### TASK STATEMENT
Make an exact copy of each entry, leaving out every picture.

━━ DATASET ROWS ━━

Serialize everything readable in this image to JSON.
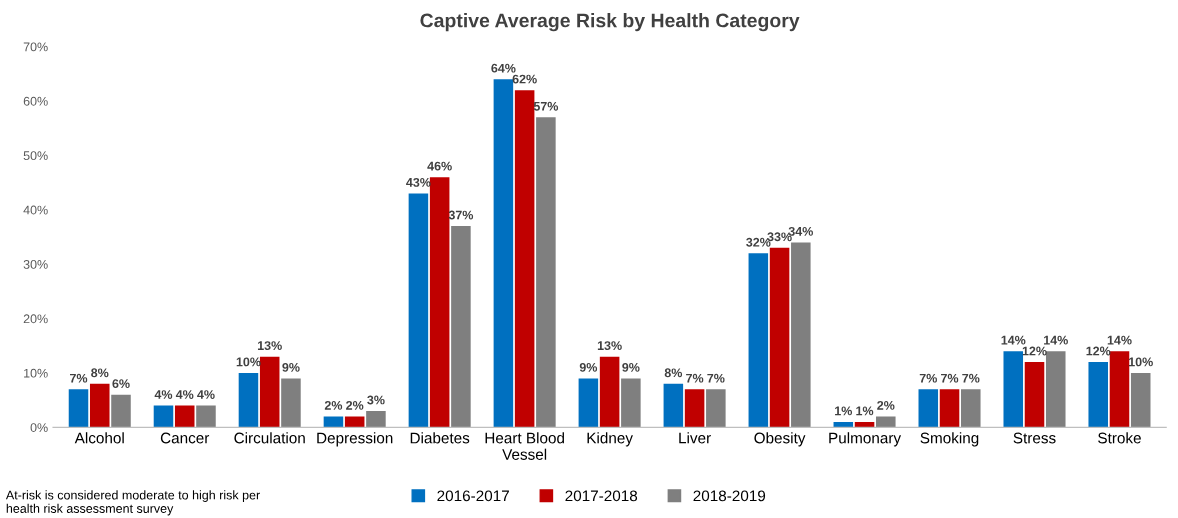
{
  "chart_data": {
    "type": "bar",
    "title": "Captive Average Risk by Health Category",
    "categories": [
      "Alcohol",
      "Cancer",
      "Circulation",
      "Depression",
      "Diabetes",
      "Heart Blood\nVessel",
      "Kidney",
      "Liver",
      "Obesity",
      "Pulmonary",
      "Smoking",
      "Stress",
      "Stroke"
    ],
    "series": [
      {
        "name": "2016-2017",
        "color": "#0070c0",
        "values": [
          7,
          4,
          10,
          2,
          43,
          64,
          9,
          8,
          32,
          1,
          7,
          14,
          12
        ],
        "value_labels": [
          "7%",
          "4%",
          "10%",
          "2%",
          "43%",
          "64%",
          "9%",
          "8%",
          "32%",
          "1%",
          "7%",
          "14%",
          "12%"
        ]
      },
      {
        "name": "2017-2018",
        "color": "#c00000",
        "values": [
          8,
          4,
          13,
          2,
          46,
          62,
          13,
          7,
          33,
          1,
          7,
          12,
          14
        ],
        "value_labels": [
          "8%",
          "4%",
          "13%",
          "2%",
          "46%",
          "62%",
          "13%",
          "7%",
          "33%",
          "1%",
          "7%",
          "12%",
          "14%"
        ]
      },
      {
        "name": "2018-2019",
        "color": "#7f7f7f",
        "values": [
          6,
          4,
          9,
          3,
          37,
          57,
          9,
          7,
          34,
          2,
          7,
          14,
          10
        ],
        "value_labels": [
          "6%",
          "4%",
          "9%",
          "3%",
          "37%",
          "57%",
          "9%",
          "7%",
          "34%",
          "2%",
          "7%",
          "14%",
          "10%"
        ]
      }
    ],
    "ylim": [
      0,
      70
    ],
    "yticks": [
      {
        "value": 0,
        "label": "0%"
      },
      {
        "value": 10,
        "label": "10%"
      },
      {
        "value": 20,
        "label": "20%"
      },
      {
        "value": 30,
        "label": "30%"
      },
      {
        "value": 40,
        "label": "40%"
      },
      {
        "value": 50,
        "label": "50%"
      },
      {
        "value": 60,
        "label": "60%"
      },
      {
        "value": 70,
        "label": "70%"
      }
    ],
    "legend": "bottom",
    "annotations": [
      "At-risk is considered moderate to high risk per\nhealth risk assessment survey"
    ]
  }
}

━━━

### FINAL ANSWER
Serialize everything readable in this image to JSON.
{
  "chart_data": {
    "type": "bar",
    "title": "Captive Average Risk by Health Category",
    "categories": [
      "Alcohol",
      "Cancer",
      "Circulation",
      "Depression",
      "Diabetes",
      "Heart Blood\nVessel",
      "Kidney",
      "Liver",
      "Obesity",
      "Pulmonary",
      "Smoking",
      "Stress",
      "Stroke"
    ],
    "series": [
      {
        "name": "2016-2017",
        "color": "#0070c0",
        "values": [
          7,
          4,
          10,
          2,
          43,
          64,
          9,
          8,
          32,
          1,
          7,
          14,
          12
        ],
        "value_labels": [
          "7%",
          "4%",
          "10%",
          "2%",
          "43%",
          "64%",
          "9%",
          "8%",
          "32%",
          "1%",
          "7%",
          "14%",
          "12%"
        ]
      },
      {
        "name": "2017-2018",
        "color": "#c00000",
        "values": [
          8,
          4,
          13,
          2,
          46,
          62,
          13,
          7,
          33,
          1,
          7,
          12,
          14
        ],
        "value_labels": [
          "8%",
          "4%",
          "13%",
          "2%",
          "46%",
          "62%",
          "13%",
          "7%",
          "33%",
          "1%",
          "7%",
          "12%",
          "14%"
        ]
      },
      {
        "name": "2018-2019",
        "color": "#7f7f7f",
        "values": [
          6,
          4,
          9,
          3,
          37,
          57,
          9,
          7,
          34,
          2,
          7,
          14,
          10
        ],
        "value_labels": [
          "6%",
          "4%",
          "9%",
          "3%",
          "37%",
          "57%",
          "9%",
          "7%",
          "34%",
          "2%",
          "7%",
          "14%",
          "10%"
        ]
      }
    ],
    "ylim": [
      0,
      70
    ],
    "yticks": [
      {
        "value": 0,
        "label": "0%"
      },
      {
        "value": 10,
        "label": "10%"
      },
      {
        "value": 20,
        "label": "20%"
      },
      {
        "value": 30,
        "label": "30%"
      },
      {
        "value": 40,
        "label": "40%"
      },
      {
        "value": 50,
        "label": "50%"
      },
      {
        "value": 60,
        "label": "60%"
      },
      {
        "value": 70,
        "label": "70%"
      }
    ],
    "legend": "bottom",
    "annotations": [
      "At-risk is considered moderate to high risk per\nhealth risk assessment survey"
    ]
  }
}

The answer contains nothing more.